Transcribe the data in full and exactly, omitting any pictures.

>> START Input data

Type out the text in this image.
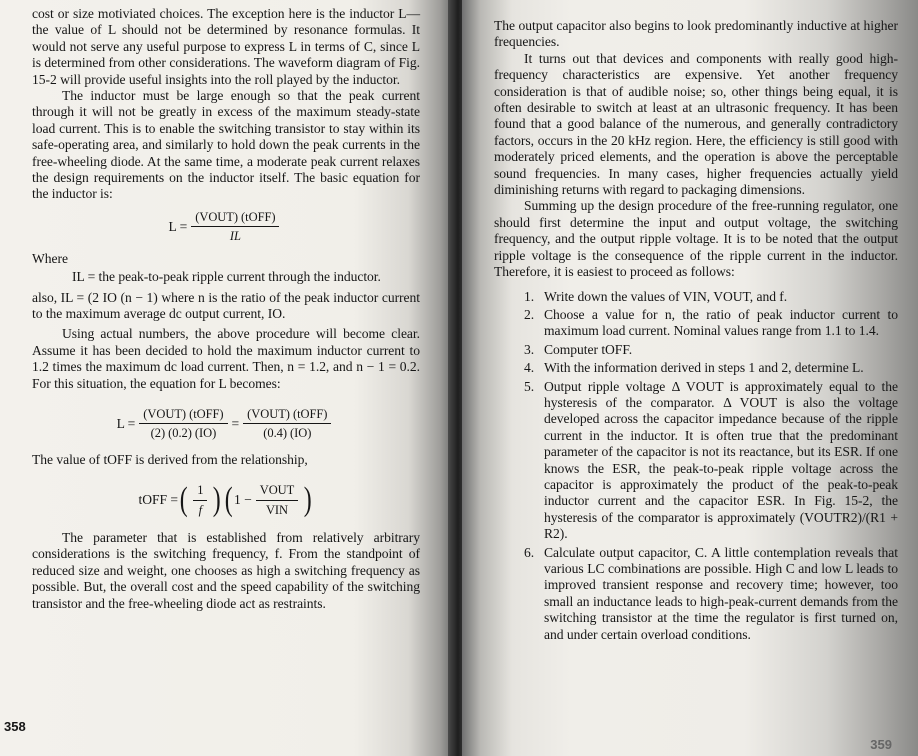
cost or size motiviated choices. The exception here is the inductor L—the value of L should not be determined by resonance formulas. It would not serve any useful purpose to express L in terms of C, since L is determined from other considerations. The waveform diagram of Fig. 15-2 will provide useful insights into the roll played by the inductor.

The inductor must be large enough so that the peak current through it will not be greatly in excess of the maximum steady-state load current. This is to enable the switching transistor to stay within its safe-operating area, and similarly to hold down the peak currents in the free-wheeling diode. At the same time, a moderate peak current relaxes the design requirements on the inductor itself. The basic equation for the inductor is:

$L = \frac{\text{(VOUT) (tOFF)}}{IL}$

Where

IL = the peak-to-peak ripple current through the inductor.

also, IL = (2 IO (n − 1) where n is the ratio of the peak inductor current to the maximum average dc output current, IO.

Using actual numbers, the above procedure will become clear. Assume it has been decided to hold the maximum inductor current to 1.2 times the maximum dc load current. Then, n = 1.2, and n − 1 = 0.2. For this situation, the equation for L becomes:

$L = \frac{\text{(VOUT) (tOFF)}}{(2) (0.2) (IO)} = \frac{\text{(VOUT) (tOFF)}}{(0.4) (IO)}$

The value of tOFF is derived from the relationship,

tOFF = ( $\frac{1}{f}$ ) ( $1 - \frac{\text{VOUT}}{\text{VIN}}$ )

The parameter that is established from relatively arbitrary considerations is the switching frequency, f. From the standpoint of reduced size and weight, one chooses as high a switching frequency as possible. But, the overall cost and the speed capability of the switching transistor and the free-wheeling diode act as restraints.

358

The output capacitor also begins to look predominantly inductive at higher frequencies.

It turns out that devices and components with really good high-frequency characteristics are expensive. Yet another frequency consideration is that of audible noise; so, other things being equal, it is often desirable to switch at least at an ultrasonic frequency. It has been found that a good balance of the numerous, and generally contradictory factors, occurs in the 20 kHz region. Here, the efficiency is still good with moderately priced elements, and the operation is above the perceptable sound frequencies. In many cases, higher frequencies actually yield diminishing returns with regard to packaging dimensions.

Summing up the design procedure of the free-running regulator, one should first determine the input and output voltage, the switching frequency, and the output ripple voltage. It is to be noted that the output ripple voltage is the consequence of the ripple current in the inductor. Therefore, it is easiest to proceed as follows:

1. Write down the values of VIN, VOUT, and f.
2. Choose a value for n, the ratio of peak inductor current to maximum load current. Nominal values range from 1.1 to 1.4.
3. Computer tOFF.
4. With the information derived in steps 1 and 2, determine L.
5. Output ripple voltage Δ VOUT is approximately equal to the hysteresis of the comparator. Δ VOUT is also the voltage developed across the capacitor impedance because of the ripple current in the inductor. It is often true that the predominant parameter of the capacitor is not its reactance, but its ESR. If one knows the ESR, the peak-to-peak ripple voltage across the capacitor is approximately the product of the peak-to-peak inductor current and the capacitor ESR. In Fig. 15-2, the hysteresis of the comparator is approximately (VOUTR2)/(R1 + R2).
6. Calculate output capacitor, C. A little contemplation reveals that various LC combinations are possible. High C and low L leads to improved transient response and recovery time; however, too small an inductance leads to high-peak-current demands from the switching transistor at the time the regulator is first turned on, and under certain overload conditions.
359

>> END Input data

# Solution to this exercise
Type out the text in this image.
cost or size motiviated choices. The exception here is the inductor L—the value of L should not be determined by resonance formulas. It would not serve any useful purpose to express L in terms of C, since L is determined from other considerations. The waveform diagram of Fig. 15-2 will provide useful insights into the roll played by the inductor.

The inductor must be large enough so that the peak current through it will not be greatly in excess of the maximum steady-state load current. This is to enable the switching transistor to stay within its safe-operating area, and similarly to hold down the peak currents in the free-wheeling diode. At the same time, a moderate peak current relaxes the design requirements on the inductor itself. The basic equation for the inductor is:

$L = \frac{\text{(VOUT) (tOFF)}}{IL}$

Where

IL = the peak-to-peak ripple current through the inductor.

also, IL = (2 IO (n − 1) where n is the ratio of the peak inductor current to the maximum average dc output current, IO.

Using actual numbers, the above procedure will become clear. Assume it has been decided to hold the maximum inductor current to 1.2 times the maximum dc load current. Then, n = 1.2, and n − 1 = 0.2. For this situation, the equation for L becomes:

$L = \frac{\text{(VOUT) (tOFF)}}{(2) (0.2) (IO)} = \frac{\text{(VOUT) (tOFF)}}{(0.4) (IO)}$

The value of tOFF is derived from the relationship,

tOFF = ( $\frac{1}{f}$ ) ( $1 - \frac{\text{VOUT}}{\text{VIN}}$ )

The parameter that is established from relatively arbitrary considerations is the switching frequency, f. From the standpoint of reduced size and weight, one chooses as high a switching frequency as possible. But, the overall cost and the speed capability of the switching transistor and the free-wheeling diode act as restraints.

358

The output capacitor also begins to look predominantly inductive at higher frequencies.

It turns out that devices and components with really good high-frequency characteristics are expensive. Yet another frequency consideration is that of audible noise; so, other things being equal, it is often desirable to switch at least at an ultrasonic frequency. It has been found that a good balance of the numerous, and generally contradictory factors, occurs in the 20 kHz region. Here, the efficiency is still good with moderately priced elements, and the operation is above the perceptable sound frequencies. In many cases, higher frequencies actually yield diminishing returns with regard to packaging dimensions.

Summing up the design procedure of the free-running regulator, one should first determine the input and output voltage, the switching frequency, and the output ripple voltage. It is to be noted that the output ripple voltage is the consequence of the ripple current in the inductor. Therefore, it is easiest to proceed as follows:

1. Write down the values of VIN, VOUT, and f.
2. Choose a value for n, the ratio of peak inductor current to maximum load current. Nominal values range from 1.1 to 1.4.
3. Computer tOFF.
4. With the information derived in steps 1 and 2, determine L.
5. Output ripple voltage Δ VOUT is approximately equal to the hysteresis of the comparator. Δ VOUT is also the voltage developed across the capacitor impedance because of the ripple current in the inductor. It is often true that the predominant parameter of the capacitor is not its reactance, but its ESR. If one knows the ESR, the peak-to-peak ripple voltage across the capacitor is approximately the product of the peak-to-peak inductor current and the capacitor ESR. In Fig. 15-2, the hysteresis of the comparator is approximately (VOUTR2)/(R1 + R2).
6. Calculate output capacitor, C. A little contemplation reveals that various LC combinations are possible. High C and low L leads to improved transient response and recovery time; however, too small an inductance leads to high-peak-current demands from the switching transistor at the time the regulator is first turned on, and under certain overload conditions.
359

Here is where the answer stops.